Exercise:
Bring together all lines of the material below that contain the string "marker".

Structured figure records:
----

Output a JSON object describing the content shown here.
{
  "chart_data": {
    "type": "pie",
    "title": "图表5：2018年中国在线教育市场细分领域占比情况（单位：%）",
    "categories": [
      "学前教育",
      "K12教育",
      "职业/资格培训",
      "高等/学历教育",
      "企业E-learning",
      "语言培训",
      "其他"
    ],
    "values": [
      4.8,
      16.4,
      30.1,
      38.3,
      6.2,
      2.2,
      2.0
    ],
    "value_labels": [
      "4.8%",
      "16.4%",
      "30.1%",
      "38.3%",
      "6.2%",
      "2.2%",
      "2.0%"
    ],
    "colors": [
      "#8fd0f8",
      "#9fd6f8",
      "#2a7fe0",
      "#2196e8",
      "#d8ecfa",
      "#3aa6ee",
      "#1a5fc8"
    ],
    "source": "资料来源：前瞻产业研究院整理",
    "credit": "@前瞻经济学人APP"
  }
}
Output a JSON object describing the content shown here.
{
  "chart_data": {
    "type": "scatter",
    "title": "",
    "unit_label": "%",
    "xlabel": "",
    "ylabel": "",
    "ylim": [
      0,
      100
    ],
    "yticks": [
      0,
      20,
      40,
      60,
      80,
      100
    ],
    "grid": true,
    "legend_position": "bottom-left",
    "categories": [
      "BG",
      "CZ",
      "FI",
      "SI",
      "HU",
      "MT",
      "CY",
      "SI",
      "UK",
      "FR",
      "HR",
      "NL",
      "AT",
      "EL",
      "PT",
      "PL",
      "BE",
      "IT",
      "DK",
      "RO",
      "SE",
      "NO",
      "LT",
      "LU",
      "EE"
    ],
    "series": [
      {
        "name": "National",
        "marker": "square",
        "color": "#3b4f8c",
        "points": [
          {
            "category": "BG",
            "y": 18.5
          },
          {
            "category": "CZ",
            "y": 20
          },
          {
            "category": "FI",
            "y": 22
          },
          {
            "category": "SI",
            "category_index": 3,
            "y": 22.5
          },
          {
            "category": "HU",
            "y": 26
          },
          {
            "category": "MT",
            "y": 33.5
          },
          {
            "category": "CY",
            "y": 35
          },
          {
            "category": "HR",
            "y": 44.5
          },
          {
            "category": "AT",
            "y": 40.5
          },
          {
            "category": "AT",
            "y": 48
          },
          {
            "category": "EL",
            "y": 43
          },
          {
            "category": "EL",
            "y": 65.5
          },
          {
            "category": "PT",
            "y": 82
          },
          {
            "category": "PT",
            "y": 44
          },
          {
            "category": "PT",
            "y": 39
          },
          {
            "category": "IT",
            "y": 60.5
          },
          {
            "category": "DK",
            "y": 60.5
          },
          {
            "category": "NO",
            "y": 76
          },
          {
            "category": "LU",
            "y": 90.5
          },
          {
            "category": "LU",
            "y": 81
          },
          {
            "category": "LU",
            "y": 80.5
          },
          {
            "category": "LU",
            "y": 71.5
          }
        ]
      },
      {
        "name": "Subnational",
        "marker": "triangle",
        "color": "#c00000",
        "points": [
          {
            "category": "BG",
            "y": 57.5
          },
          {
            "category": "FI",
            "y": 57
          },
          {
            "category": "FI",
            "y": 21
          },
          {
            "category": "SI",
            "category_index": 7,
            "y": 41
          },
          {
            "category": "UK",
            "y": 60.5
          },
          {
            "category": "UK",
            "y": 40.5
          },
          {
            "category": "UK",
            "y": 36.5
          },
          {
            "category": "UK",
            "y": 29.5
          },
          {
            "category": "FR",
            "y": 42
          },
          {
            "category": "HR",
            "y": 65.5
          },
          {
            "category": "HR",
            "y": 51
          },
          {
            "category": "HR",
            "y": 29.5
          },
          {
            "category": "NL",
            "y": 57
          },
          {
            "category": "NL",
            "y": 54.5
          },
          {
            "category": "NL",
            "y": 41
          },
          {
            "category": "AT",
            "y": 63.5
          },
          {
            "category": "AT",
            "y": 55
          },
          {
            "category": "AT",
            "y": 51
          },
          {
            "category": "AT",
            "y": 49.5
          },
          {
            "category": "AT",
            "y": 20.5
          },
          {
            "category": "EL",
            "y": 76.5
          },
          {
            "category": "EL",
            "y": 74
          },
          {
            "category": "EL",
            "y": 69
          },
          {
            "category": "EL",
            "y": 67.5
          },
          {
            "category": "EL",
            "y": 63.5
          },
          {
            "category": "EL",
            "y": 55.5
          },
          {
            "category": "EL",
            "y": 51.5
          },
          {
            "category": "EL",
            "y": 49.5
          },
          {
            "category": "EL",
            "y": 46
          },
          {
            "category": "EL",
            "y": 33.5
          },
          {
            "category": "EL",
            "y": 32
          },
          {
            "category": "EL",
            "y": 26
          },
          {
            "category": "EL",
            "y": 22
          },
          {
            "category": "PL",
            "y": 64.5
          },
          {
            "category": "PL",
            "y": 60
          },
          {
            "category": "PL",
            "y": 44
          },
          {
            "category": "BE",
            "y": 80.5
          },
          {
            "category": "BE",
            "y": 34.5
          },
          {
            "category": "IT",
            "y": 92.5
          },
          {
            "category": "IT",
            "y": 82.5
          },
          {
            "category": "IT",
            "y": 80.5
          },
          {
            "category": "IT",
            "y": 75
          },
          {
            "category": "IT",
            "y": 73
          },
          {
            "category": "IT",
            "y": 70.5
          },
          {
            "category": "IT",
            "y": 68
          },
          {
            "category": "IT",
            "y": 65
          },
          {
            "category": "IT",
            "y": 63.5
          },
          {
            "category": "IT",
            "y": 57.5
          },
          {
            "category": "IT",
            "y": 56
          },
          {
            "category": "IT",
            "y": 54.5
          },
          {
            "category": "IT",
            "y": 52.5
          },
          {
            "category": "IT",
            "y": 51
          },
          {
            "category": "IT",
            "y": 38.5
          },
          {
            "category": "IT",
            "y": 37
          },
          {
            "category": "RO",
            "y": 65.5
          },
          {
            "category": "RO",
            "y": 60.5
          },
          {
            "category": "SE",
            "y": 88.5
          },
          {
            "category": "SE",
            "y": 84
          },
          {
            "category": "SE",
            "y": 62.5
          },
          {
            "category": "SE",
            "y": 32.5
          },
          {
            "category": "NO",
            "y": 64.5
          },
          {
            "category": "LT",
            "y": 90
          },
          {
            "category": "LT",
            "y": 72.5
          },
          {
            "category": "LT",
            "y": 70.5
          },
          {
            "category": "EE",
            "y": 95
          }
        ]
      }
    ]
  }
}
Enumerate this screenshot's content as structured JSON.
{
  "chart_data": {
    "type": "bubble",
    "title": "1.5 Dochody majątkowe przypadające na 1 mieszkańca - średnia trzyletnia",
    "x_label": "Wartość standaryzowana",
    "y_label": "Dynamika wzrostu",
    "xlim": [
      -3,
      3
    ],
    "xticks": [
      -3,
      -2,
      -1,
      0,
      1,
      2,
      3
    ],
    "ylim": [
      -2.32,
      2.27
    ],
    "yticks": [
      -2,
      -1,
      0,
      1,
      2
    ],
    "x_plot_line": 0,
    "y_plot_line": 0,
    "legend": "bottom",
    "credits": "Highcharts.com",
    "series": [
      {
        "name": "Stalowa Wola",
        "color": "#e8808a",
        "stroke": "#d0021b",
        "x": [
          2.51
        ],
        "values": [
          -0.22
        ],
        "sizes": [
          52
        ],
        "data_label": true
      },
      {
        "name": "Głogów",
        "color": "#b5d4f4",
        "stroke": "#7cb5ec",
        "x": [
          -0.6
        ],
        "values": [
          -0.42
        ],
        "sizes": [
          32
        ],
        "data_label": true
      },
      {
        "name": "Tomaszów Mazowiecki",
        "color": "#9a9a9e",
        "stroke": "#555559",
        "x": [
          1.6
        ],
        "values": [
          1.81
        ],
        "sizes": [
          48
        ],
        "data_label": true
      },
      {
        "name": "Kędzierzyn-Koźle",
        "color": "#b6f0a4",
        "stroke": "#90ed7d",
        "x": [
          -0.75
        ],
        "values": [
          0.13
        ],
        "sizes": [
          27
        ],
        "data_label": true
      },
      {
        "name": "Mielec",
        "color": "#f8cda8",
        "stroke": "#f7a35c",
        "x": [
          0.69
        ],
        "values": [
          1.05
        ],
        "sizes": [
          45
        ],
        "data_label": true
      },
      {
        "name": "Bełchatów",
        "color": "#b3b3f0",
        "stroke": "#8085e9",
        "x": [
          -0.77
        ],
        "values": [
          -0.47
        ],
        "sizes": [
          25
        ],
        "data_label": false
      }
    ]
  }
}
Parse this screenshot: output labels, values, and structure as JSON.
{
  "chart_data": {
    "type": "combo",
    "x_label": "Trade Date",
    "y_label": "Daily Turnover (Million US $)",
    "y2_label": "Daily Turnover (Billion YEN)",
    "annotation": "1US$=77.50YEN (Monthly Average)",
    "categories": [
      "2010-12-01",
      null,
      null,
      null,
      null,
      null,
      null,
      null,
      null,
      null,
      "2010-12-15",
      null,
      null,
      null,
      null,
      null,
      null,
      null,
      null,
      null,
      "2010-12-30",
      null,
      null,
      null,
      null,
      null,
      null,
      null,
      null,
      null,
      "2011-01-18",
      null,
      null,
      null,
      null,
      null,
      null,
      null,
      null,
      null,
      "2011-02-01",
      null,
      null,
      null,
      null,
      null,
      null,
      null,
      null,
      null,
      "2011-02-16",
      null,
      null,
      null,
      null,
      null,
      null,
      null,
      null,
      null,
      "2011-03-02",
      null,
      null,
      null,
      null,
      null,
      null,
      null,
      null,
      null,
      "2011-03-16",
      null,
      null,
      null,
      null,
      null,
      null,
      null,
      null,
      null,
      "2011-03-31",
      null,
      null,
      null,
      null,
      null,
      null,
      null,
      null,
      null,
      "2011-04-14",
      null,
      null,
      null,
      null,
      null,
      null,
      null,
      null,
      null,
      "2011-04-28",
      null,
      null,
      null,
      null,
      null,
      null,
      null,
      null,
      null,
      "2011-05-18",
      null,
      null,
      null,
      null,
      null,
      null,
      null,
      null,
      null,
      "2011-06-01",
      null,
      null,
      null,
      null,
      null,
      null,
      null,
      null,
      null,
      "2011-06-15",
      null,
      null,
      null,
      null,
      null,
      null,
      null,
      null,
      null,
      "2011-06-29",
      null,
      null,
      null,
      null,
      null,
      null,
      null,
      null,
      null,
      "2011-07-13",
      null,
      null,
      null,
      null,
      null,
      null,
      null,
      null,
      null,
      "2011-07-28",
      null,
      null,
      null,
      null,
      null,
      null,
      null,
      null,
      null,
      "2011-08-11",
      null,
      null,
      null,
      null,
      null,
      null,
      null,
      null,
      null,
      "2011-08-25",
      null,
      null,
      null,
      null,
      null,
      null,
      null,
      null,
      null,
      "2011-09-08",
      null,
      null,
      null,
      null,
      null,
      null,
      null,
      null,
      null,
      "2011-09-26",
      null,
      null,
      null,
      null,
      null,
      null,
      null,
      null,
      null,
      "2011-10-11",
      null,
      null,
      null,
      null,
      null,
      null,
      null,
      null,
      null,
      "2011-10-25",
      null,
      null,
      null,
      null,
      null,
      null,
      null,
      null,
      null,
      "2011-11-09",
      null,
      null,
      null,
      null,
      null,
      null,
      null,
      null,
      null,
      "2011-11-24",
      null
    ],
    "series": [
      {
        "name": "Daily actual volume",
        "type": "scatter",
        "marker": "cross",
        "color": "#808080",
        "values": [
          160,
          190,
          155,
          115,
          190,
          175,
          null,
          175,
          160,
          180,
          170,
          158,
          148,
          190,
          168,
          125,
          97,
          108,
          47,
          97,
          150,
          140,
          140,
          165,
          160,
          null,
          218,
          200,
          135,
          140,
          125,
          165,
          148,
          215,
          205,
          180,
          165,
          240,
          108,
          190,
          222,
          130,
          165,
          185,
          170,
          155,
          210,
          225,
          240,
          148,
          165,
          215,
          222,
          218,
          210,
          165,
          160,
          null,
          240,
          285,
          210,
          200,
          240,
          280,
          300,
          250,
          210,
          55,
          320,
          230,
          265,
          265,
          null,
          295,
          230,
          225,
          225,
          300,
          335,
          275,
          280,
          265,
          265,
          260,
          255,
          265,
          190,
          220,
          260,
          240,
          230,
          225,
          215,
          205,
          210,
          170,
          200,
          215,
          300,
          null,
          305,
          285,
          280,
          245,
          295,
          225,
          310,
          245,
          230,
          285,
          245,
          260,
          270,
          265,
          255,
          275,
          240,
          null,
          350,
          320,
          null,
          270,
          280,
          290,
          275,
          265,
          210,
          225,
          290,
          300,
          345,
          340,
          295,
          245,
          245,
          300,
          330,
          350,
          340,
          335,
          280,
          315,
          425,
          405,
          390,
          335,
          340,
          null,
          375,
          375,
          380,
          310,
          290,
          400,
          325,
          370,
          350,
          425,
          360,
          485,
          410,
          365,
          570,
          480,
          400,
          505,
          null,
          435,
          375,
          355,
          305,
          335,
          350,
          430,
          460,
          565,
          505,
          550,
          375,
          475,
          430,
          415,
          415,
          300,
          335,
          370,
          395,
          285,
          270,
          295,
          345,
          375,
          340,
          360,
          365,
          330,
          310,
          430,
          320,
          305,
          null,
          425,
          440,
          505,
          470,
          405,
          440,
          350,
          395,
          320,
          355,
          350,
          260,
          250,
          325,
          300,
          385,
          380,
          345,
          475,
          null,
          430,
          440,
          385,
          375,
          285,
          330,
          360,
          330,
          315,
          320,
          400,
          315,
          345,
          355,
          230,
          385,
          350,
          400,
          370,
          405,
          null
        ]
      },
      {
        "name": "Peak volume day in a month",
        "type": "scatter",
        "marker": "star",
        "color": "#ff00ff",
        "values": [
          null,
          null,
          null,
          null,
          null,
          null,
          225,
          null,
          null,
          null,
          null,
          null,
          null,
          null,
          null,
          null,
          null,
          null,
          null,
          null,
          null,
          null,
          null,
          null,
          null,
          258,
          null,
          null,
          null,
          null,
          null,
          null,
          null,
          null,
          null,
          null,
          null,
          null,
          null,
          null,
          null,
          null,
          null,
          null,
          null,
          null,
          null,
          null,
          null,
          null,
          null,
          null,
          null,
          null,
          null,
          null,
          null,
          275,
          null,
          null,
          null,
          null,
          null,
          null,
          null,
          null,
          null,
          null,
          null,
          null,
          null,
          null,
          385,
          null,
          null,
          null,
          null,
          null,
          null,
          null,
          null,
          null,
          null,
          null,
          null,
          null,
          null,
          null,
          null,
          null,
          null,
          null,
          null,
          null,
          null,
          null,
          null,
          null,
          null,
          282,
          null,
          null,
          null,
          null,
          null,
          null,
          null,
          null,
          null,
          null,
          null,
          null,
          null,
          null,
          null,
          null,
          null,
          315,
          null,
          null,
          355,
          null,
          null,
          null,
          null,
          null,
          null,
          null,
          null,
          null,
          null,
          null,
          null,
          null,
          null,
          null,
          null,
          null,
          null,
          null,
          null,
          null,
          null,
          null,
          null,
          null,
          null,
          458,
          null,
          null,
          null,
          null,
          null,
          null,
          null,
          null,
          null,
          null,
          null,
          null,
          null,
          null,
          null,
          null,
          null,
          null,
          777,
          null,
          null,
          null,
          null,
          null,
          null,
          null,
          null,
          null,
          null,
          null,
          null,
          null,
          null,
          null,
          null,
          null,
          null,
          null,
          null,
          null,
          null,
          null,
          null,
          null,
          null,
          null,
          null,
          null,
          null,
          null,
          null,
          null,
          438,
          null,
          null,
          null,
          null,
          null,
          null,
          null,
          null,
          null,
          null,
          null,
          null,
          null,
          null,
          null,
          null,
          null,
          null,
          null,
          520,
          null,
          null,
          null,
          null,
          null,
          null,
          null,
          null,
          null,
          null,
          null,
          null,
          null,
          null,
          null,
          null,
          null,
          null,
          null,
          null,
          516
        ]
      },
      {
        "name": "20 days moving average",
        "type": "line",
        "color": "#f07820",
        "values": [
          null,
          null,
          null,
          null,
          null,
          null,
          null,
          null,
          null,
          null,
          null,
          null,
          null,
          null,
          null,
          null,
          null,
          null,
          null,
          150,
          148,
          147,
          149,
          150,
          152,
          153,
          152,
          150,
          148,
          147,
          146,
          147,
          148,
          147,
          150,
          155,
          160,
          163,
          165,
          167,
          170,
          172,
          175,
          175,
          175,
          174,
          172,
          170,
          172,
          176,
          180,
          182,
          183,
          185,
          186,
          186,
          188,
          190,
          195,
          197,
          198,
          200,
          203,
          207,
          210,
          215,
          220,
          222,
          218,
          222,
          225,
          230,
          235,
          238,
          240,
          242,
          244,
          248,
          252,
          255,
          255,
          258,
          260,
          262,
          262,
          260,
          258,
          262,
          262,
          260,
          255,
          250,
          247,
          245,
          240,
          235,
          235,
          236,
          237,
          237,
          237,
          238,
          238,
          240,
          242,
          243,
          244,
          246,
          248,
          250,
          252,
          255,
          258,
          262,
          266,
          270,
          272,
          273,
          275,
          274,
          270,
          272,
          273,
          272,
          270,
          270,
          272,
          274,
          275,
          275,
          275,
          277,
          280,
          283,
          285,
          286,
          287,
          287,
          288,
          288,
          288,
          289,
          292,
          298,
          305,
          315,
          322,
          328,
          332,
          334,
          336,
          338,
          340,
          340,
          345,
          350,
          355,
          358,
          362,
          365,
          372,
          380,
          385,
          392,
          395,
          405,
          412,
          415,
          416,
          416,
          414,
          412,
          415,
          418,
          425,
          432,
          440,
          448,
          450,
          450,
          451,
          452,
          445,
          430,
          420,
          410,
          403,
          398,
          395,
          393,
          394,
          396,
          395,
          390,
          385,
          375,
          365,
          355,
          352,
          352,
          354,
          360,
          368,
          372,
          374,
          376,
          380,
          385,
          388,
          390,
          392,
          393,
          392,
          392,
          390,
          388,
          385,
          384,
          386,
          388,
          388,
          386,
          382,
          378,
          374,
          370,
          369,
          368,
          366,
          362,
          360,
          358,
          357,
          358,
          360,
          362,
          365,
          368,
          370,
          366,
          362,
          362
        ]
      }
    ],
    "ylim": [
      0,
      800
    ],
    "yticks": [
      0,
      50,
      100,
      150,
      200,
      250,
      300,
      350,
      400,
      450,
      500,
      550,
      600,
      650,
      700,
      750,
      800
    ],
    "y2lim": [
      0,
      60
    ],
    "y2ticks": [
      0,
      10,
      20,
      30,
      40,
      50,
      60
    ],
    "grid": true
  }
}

----

The output:
        "marker": "square",
        "marker": "triangle",
        "marker": "cross",
        "marker": "star",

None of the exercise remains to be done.